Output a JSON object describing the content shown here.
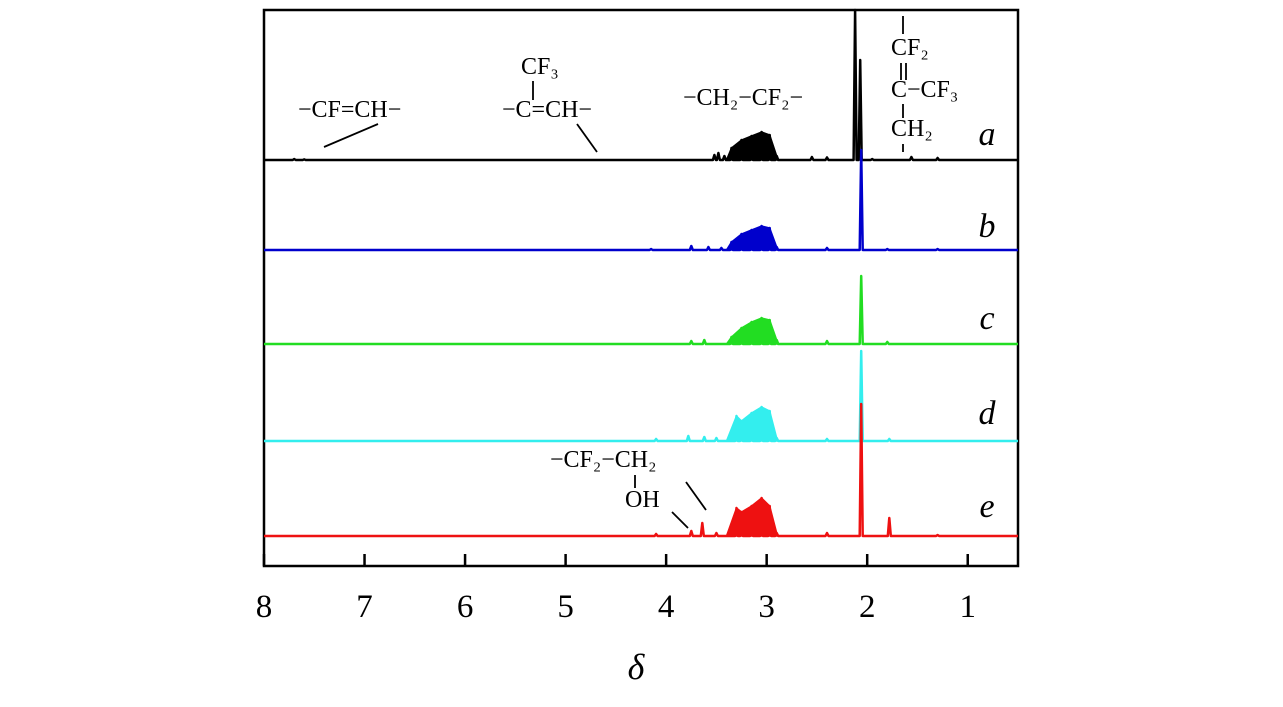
{
  "chart_data": {
    "type": "line",
    "xlabel": "δ",
    "ylabel": "",
    "xlim": [
      8,
      0.5
    ],
    "x_axis_reversed": true,
    "x_ticks": [
      8,
      7,
      6,
      5,
      4,
      3,
      2,
      1
    ],
    "x_tick_labels": [
      "8",
      "7",
      "6",
      "5",
      "4",
      "3",
      "2",
      "1"
    ],
    "grid": false,
    "legend": "none (series labeled on the right)",
    "series": [
      {
        "name": "a",
        "color": "#000000",
        "points": [
          [
            7.7,
            1
          ],
          [
            7.6,
            0.6
          ],
          [
            3.52,
            5
          ],
          [
            3.48,
            7
          ],
          [
            3.42,
            4
          ],
          [
            3.35,
            12
          ],
          [
            3.25,
            20
          ],
          [
            3.15,
            24
          ],
          [
            3.05,
            28
          ],
          [
            2.97,
            25
          ],
          [
            2.9,
            4
          ],
          [
            2.55,
            3
          ],
          [
            2.4,
            2.5
          ],
          [
            2.12,
            150
          ],
          [
            2.07,
            100
          ],
          [
            1.95,
            1
          ],
          [
            1.56,
            3
          ],
          [
            1.3,
            2
          ]
        ]
      },
      {
        "name": "b",
        "color": "#0000cc",
        "points": [
          [
            4.15,
            1
          ],
          [
            3.75,
            4
          ],
          [
            3.58,
            3
          ],
          [
            3.45,
            2
          ],
          [
            3.35,
            8
          ],
          [
            3.25,
            16
          ],
          [
            3.15,
            20
          ],
          [
            3.05,
            24
          ],
          [
            2.97,
            22
          ],
          [
            2.9,
            3
          ],
          [
            2.4,
            2
          ],
          [
            2.06,
            100
          ],
          [
            1.8,
            1
          ],
          [
            1.3,
            1
          ]
        ]
      },
      {
        "name": "c",
        "color": "#22dd22",
        "points": [
          [
            3.75,
            3
          ],
          [
            3.62,
            4
          ],
          [
            3.35,
            7
          ],
          [
            3.25,
            16
          ],
          [
            3.15,
            22
          ],
          [
            3.05,
            26
          ],
          [
            2.97,
            24
          ],
          [
            2.9,
            4
          ],
          [
            2.4,
            3
          ],
          [
            2.06,
            68
          ],
          [
            1.8,
            2
          ]
        ]
      },
      {
        "name": "d",
        "color": "#33eeee",
        "points": [
          [
            4.1,
            2
          ],
          [
            3.78,
            5
          ],
          [
            3.62,
            4
          ],
          [
            3.5,
            3
          ],
          [
            3.3,
            25
          ],
          [
            3.25,
            20
          ],
          [
            3.15,
            28
          ],
          [
            3.05,
            34
          ],
          [
            2.97,
            30
          ],
          [
            2.9,
            3
          ],
          [
            2.4,
            2
          ],
          [
            2.06,
            90
          ],
          [
            1.78,
            2
          ]
        ]
      },
      {
        "name": "e",
        "color": "#ee1111",
        "points": [
          [
            4.1,
            2
          ],
          [
            3.75,
            5
          ],
          [
            3.64,
            13
          ],
          [
            3.5,
            3
          ],
          [
            3.3,
            28
          ],
          [
            3.25,
            24
          ],
          [
            3.15,
            30
          ],
          [
            3.05,
            38
          ],
          [
            2.97,
            30
          ],
          [
            2.9,
            3
          ],
          [
            2.4,
            3
          ],
          [
            2.06,
            132
          ],
          [
            1.78,
            18
          ],
          [
            1.3,
            1
          ]
        ]
      }
    ],
    "annotations": [
      {
        "text": "−CF=CH−",
        "x": 7.4,
        "series": "a"
      },
      {
        "text": "CF3 | −C=CH−",
        "x": 4.7,
        "series": "a"
      },
      {
        "text": "−CH2−CF2−",
        "x": 3.0,
        "series": "a"
      },
      {
        "text": "CF2 ‖ C−CF3 | CH2",
        "x": 1.6,
        "series": "a"
      },
      {
        "text": "−CF2−CH2 | OH",
        "x": 3.75,
        "series": "e"
      }
    ]
  }
}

· · ·

**What the task requires**
Pictures in the records above are left out; print everything else exactly as written.

**Output of the task**
Output a JSON object describing the content shown here.
{
  "chart_data": {
    "type": "line",
    "xlabel": "δ",
    "ylabel": "",
    "xlim": [
      8,
      0.5
    ],
    "x_axis_reversed": true,
    "x_ticks": [
      8,
      7,
      6,
      5,
      4,
      3,
      2,
      1
    ],
    "x_tick_labels": [
      "8",
      "7",
      "6",
      "5",
      "4",
      "3",
      "2",
      "1"
    ],
    "grid": false,
    "legend": "none (series labeled on the right)",
    "series": [
      {
        "name": "a",
        "color": "#000000",
        "points": [
          [
            7.7,
            1
          ],
          [
            7.6,
            0.6
          ],
          [
            3.52,
            5
          ],
          [
            3.48,
            7
          ],
          [
            3.42,
            4
          ],
          [
            3.35,
            12
          ],
          [
            3.25,
            20
          ],
          [
            3.15,
            24
          ],
          [
            3.05,
            28
          ],
          [
            2.97,
            25
          ],
          [
            2.9,
            4
          ],
          [
            2.55,
            3
          ],
          [
            2.4,
            2.5
          ],
          [
            2.12,
            150
          ],
          [
            2.07,
            100
          ],
          [
            1.95,
            1
          ],
          [
            1.56,
            3
          ],
          [
            1.3,
            2
          ]
        ]
      },
      {
        "name": "b",
        "color": "#0000cc",
        "points": [
          [
            4.15,
            1
          ],
          [
            3.75,
            4
          ],
          [
            3.58,
            3
          ],
          [
            3.45,
            2
          ],
          [
            3.35,
            8
          ],
          [
            3.25,
            16
          ],
          [
            3.15,
            20
          ],
          [
            3.05,
            24
          ],
          [
            2.97,
            22
          ],
          [
            2.9,
            3
          ],
          [
            2.4,
            2
          ],
          [
            2.06,
            100
          ],
          [
            1.8,
            1
          ],
          [
            1.3,
            1
          ]
        ]
      },
      {
        "name": "c",
        "color": "#22dd22",
        "points": [
          [
            3.75,
            3
          ],
          [
            3.62,
            4
          ],
          [
            3.35,
            7
          ],
          [
            3.25,
            16
          ],
          [
            3.15,
            22
          ],
          [
            3.05,
            26
          ],
          [
            2.97,
            24
          ],
          [
            2.9,
            4
          ],
          [
            2.4,
            3
          ],
          [
            2.06,
            68
          ],
          [
            1.8,
            2
          ]
        ]
      },
      {
        "name": "d",
        "color": "#33eeee",
        "points": [
          [
            4.1,
            2
          ],
          [
            3.78,
            5
          ],
          [
            3.62,
            4
          ],
          [
            3.5,
            3
          ],
          [
            3.3,
            25
          ],
          [
            3.25,
            20
          ],
          [
            3.15,
            28
          ],
          [
            3.05,
            34
          ],
          [
            2.97,
            30
          ],
          [
            2.9,
            3
          ],
          [
            2.4,
            2
          ],
          [
            2.06,
            90
          ],
          [
            1.78,
            2
          ]
        ]
      },
      {
        "name": "e",
        "color": "#ee1111",
        "points": [
          [
            4.1,
            2
          ],
          [
            3.75,
            5
          ],
          [
            3.64,
            13
          ],
          [
            3.5,
            3
          ],
          [
            3.3,
            28
          ],
          [
            3.25,
            24
          ],
          [
            3.15,
            30
          ],
          [
            3.05,
            38
          ],
          [
            2.97,
            30
          ],
          [
            2.9,
            3
          ],
          [
            2.4,
            3
          ],
          [
            2.06,
            132
          ],
          [
            1.78,
            18
          ],
          [
            1.3,
            1
          ]
        ]
      }
    ],
    "annotations": [
      {
        "text": "−CF=CH−",
        "x": 7.4,
        "series": "a"
      },
      {
        "text": "CF3 | −C=CH−",
        "x": 4.7,
        "series": "a"
      },
      {
        "text": "−CH2−CF2−",
        "x": 3.0,
        "series": "a"
      },
      {
        "text": "CF2 ‖ C−CF3 | CH2",
        "x": 1.6,
        "series": "a"
      },
      {
        "text": "−CF2−CH2 | OH",
        "x": 3.75,
        "series": "e"
      }
    ]
  }
}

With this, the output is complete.